## [Written task]
Leave out the pictures and copy every record exactly.

## [Available records]
• • • • •
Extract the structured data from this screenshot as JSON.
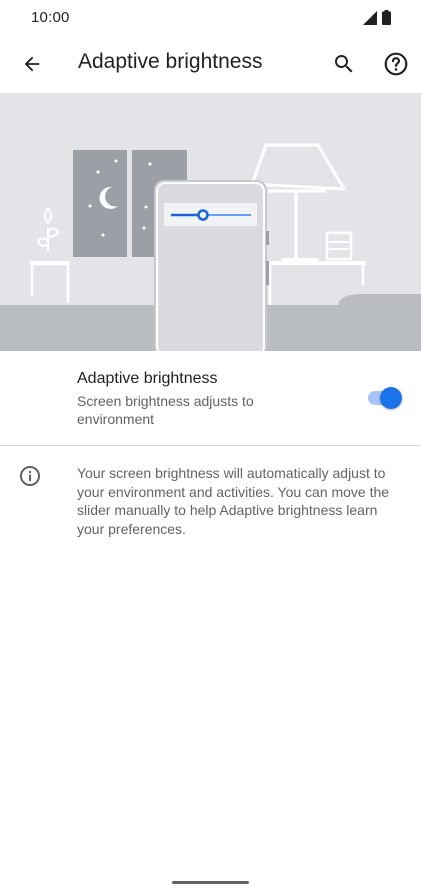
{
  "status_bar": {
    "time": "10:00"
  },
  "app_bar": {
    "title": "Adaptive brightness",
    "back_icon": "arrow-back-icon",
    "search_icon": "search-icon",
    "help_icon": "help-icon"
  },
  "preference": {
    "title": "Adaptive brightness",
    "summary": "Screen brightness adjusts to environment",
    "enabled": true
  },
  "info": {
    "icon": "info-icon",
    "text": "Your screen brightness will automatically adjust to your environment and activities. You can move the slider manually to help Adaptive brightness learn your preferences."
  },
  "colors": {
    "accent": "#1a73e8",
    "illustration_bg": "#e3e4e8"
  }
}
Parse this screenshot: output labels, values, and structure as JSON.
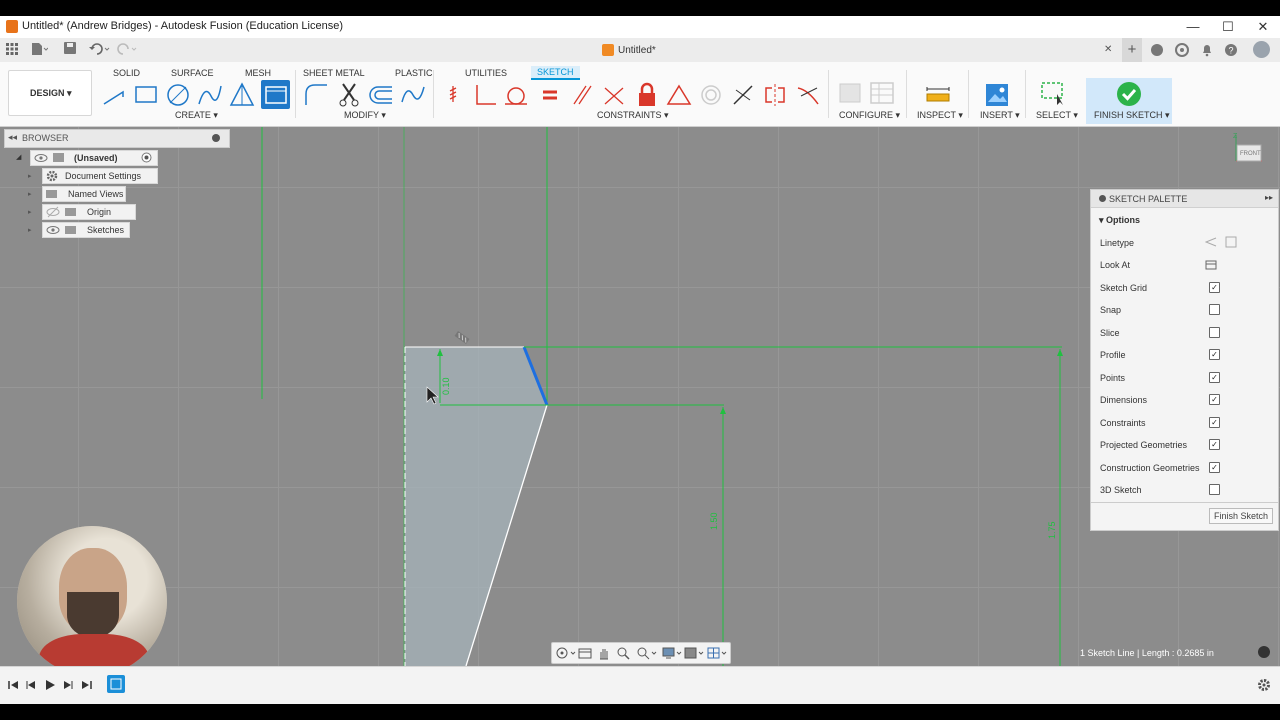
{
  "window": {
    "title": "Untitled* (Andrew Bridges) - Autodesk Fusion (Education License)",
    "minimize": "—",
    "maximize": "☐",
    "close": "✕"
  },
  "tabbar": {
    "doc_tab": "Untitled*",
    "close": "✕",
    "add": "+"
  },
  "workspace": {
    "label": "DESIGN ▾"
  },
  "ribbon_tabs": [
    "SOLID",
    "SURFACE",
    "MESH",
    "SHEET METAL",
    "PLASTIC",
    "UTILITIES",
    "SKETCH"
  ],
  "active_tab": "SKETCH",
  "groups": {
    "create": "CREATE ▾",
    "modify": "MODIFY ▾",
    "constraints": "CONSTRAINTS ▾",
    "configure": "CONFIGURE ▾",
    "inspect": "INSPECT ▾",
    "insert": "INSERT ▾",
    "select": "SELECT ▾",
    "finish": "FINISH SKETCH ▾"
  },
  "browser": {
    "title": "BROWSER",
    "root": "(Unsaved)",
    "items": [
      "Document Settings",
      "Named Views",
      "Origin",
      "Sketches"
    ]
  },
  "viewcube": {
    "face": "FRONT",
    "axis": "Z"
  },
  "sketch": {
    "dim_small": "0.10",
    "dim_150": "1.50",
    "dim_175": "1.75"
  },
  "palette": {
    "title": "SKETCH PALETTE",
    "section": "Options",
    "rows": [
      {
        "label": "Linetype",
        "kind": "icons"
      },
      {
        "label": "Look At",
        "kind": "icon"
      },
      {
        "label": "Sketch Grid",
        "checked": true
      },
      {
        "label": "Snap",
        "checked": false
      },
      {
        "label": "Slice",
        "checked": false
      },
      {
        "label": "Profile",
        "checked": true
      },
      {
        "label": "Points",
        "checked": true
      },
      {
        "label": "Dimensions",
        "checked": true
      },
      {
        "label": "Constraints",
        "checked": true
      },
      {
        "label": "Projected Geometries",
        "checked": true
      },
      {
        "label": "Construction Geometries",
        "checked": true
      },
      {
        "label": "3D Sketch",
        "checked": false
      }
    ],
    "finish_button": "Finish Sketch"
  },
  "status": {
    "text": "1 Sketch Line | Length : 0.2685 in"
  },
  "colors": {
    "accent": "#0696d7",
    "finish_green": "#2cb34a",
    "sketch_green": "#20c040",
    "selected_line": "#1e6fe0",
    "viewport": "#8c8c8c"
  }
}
• • • • •
## [Task result]
Extract the structured data from this screenshot as JSON.
{
  "status_bar": {
    "time": "10:00"
  },
  "app_bar": {
    "title": "Adaptive brightness",
    "back_icon": "arrow-back-icon",
    "search_icon": "search-icon",
    "help_icon": "help-icon"
  },
  "preference": {
    "title": "Adaptive brightness",
    "summary": "Screen brightness adjusts to environment",
    "enabled": true
  },
  "info": {
    "icon": "info-icon",
    "text": "Your screen brightness will automatically adjust to your environment and activities. You can move the slider manually to help Adaptive brightness learn your preferences."
  },
  "colors": {
    "accent": "#1a73e8",
    "illustration_bg": "#e3e4e8"
  }
}
Parse this screenshot: output labels, values, and structure as JSON.
{
  "window": {
    "title": "Untitled* (Andrew Bridges) - Autodesk Fusion (Education License)",
    "minimize": "—",
    "maximize": "☐",
    "close": "✕"
  },
  "tabbar": {
    "doc_tab": "Untitled*",
    "close": "✕",
    "add": "+"
  },
  "workspace": {
    "label": "DESIGN ▾"
  },
  "ribbon_tabs": [
    "SOLID",
    "SURFACE",
    "MESH",
    "SHEET METAL",
    "PLASTIC",
    "UTILITIES",
    "SKETCH"
  ],
  "active_tab": "SKETCH",
  "groups": {
    "create": "CREATE ▾",
    "modify": "MODIFY ▾",
    "constraints": "CONSTRAINTS ▾",
    "configure": "CONFIGURE ▾",
    "inspect": "INSPECT ▾",
    "insert": "INSERT ▾",
    "select": "SELECT ▾",
    "finish": "FINISH SKETCH ▾"
  },
  "browser": {
    "title": "BROWSER",
    "root": "(Unsaved)",
    "items": [
      "Document Settings",
      "Named Views",
      "Origin",
      "Sketches"
    ]
  },
  "viewcube": {
    "face": "FRONT",
    "axis": "Z"
  },
  "sketch": {
    "dim_small": "0.10",
    "dim_150": "1.50",
    "dim_175": "1.75"
  },
  "palette": {
    "title": "SKETCH PALETTE",
    "section": "Options",
    "rows": [
      {
        "label": "Linetype",
        "kind": "icons"
      },
      {
        "label": "Look At",
        "kind": "icon"
      },
      {
        "label": "Sketch Grid",
        "checked": true
      },
      {
        "label": "Snap",
        "checked": false
      },
      {
        "label": "Slice",
        "checked": false
      },
      {
        "label": "Profile",
        "checked": true
      },
      {
        "label": "Points",
        "checked": true
      },
      {
        "label": "Dimensions",
        "checked": true
      },
      {
        "label": "Constraints",
        "checked": true
      },
      {
        "label": "Projected Geometries",
        "checked": true
      },
      {
        "label": "Construction Geometries",
        "checked": true
      },
      {
        "label": "3D Sketch",
        "checked": false
      }
    ],
    "finish_button": "Finish Sketch"
  },
  "status": {
    "text": "1 Sketch Line | Length : 0.2685 in"
  },
  "colors": {
    "accent": "#0696d7",
    "finish_green": "#2cb34a",
    "sketch_green": "#20c040",
    "selected_line": "#1e6fe0",
    "viewport": "#8c8c8c"
  }
}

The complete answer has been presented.